Pull each line holding "image" out of the entries below.

» **Material provided**:
#####
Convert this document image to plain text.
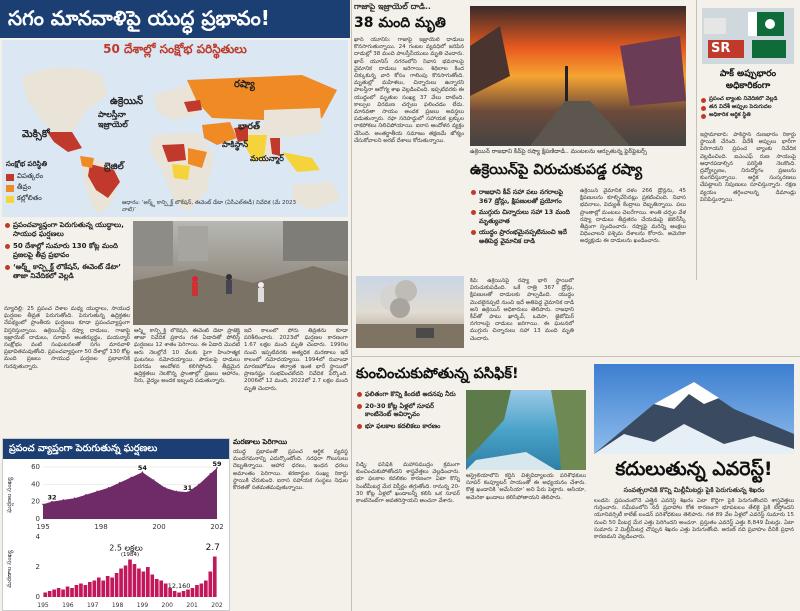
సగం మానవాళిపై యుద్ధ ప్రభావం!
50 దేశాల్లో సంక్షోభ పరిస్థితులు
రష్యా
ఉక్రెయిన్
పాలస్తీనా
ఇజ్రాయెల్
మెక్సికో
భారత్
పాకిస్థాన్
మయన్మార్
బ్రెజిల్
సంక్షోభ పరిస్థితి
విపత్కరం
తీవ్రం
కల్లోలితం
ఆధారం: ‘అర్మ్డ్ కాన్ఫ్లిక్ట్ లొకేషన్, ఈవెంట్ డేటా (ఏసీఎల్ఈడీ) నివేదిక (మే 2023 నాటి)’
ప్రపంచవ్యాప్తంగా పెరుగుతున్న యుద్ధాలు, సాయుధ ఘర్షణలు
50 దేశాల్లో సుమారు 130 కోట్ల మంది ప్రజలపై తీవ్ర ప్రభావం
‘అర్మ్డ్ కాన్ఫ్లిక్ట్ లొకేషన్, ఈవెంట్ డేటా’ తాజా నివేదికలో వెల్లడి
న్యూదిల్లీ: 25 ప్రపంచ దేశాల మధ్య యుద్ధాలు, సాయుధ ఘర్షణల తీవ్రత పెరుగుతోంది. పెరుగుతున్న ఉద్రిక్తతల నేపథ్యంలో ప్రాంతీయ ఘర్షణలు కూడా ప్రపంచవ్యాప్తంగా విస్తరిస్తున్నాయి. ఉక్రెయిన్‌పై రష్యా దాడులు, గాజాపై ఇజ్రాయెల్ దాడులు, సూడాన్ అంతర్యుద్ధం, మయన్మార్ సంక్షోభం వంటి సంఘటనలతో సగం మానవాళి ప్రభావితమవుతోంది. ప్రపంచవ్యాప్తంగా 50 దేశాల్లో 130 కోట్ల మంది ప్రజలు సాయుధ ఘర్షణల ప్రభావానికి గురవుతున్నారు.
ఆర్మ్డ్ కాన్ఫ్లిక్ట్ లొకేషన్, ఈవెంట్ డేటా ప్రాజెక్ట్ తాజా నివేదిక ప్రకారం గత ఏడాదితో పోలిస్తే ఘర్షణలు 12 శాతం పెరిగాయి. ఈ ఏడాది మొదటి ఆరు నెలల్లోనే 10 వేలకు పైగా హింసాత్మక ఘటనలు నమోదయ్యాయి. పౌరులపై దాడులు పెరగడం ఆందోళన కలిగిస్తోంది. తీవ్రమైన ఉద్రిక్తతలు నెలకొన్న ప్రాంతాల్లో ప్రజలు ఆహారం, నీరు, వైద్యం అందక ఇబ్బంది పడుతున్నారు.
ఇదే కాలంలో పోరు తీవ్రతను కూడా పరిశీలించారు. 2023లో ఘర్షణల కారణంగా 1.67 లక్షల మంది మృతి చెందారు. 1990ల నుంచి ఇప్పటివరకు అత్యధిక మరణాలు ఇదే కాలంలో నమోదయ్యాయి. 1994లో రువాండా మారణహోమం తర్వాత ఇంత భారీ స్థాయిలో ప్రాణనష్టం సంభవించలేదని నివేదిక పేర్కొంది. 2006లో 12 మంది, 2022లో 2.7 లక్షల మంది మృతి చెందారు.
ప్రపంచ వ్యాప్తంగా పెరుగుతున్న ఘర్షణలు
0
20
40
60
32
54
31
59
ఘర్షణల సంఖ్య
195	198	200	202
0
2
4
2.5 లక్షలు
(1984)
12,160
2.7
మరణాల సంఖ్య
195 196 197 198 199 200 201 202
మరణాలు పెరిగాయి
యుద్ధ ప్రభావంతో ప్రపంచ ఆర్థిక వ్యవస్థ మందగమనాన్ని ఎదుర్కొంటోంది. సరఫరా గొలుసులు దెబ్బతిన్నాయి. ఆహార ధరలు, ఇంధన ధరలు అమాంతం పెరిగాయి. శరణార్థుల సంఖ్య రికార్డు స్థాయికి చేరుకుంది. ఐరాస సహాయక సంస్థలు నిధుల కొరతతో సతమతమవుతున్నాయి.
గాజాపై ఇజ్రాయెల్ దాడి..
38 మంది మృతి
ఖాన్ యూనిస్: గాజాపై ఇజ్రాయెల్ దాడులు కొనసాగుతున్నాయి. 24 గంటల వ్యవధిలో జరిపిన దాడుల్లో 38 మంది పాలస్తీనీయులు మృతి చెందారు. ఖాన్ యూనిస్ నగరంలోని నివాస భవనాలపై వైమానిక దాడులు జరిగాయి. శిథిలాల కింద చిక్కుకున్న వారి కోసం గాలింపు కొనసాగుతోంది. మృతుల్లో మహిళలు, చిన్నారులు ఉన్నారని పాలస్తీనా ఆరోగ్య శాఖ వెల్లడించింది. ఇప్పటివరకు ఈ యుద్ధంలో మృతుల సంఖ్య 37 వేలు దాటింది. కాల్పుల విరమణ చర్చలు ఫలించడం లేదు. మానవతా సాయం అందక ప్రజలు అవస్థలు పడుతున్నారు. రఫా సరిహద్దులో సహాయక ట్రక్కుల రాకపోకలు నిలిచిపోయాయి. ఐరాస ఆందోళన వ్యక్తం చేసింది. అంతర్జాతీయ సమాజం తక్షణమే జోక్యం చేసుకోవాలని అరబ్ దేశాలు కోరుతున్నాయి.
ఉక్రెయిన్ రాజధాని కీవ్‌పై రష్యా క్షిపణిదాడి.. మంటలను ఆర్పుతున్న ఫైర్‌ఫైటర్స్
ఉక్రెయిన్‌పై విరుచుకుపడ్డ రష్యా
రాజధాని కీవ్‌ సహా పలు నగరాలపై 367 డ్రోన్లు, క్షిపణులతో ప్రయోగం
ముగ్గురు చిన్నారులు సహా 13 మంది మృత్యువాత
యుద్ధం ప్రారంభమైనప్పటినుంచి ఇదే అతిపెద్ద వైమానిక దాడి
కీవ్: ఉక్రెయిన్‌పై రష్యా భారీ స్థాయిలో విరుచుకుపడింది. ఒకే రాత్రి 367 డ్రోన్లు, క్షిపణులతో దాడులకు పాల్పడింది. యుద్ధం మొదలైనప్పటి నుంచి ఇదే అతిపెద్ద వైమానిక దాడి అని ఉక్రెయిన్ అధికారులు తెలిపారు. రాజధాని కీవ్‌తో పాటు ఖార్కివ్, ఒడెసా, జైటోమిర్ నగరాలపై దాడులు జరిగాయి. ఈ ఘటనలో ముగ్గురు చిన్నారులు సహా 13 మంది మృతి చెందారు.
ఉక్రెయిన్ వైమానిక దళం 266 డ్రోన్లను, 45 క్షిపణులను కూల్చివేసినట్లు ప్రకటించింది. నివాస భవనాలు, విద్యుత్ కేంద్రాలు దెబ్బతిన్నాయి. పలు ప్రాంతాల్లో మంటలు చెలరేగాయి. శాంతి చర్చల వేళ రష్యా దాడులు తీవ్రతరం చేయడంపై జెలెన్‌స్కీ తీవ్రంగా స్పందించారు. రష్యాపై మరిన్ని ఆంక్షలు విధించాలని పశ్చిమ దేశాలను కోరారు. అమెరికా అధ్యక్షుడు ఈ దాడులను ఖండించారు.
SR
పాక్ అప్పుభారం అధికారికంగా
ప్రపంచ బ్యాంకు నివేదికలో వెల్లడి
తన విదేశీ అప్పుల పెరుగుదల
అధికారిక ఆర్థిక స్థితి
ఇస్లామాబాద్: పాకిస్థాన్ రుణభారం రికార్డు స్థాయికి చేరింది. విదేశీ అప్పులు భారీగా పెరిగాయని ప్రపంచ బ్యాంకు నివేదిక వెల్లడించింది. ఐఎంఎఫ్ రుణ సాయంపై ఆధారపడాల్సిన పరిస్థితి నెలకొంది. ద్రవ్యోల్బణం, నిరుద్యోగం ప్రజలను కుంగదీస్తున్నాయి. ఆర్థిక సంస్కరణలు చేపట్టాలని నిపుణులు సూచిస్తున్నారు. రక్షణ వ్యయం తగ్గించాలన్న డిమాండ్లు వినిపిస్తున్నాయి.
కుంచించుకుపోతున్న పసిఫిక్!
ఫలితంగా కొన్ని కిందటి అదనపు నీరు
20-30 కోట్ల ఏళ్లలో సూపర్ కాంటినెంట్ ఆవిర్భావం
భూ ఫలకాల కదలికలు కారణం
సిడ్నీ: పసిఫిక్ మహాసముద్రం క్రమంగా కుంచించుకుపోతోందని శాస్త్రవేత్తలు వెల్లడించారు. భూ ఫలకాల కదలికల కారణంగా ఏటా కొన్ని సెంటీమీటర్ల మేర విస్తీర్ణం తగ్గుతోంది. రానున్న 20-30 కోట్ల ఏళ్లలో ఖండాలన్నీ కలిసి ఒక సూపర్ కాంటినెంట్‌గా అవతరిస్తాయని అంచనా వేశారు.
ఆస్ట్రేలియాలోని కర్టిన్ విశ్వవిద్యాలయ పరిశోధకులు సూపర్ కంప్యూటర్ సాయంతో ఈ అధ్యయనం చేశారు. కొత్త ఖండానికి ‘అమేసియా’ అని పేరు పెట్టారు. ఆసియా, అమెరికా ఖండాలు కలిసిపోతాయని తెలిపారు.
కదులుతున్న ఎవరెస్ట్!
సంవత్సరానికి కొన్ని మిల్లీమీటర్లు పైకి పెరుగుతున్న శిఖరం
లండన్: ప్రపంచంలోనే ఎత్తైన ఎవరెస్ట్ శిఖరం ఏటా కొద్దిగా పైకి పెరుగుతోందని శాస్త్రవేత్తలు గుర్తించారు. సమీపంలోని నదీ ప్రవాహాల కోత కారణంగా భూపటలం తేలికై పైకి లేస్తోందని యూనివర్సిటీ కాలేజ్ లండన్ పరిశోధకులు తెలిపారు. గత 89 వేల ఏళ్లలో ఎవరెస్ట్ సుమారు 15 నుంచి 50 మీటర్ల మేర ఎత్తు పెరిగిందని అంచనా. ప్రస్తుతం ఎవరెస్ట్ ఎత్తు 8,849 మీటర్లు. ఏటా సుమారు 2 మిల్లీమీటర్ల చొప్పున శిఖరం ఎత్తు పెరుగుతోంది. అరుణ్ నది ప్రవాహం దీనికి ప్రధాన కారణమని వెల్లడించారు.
#####
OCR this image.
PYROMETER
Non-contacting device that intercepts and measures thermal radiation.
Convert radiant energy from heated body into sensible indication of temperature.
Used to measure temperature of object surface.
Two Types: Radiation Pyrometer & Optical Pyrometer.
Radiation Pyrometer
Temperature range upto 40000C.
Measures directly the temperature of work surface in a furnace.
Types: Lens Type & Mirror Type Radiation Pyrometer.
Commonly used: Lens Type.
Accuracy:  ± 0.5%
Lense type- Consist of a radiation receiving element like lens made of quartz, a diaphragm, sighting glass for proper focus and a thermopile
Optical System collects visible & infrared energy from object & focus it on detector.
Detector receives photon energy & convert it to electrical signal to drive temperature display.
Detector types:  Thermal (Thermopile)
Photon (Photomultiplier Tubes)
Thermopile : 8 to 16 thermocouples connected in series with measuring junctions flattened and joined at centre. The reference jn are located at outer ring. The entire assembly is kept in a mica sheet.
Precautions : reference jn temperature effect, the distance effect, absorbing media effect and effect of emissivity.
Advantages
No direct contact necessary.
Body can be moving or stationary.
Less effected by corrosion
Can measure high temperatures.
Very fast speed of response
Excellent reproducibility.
#####
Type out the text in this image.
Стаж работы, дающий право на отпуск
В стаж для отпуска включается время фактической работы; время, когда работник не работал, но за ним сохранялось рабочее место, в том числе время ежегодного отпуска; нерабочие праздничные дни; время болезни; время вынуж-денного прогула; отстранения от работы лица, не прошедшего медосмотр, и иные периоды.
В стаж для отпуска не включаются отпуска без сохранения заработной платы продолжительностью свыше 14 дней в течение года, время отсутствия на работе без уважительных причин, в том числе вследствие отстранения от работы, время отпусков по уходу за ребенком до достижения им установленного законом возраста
#####
» **Finished answer**:
Convert this document image to plain text.
OCR this image.
Type out the text in this image.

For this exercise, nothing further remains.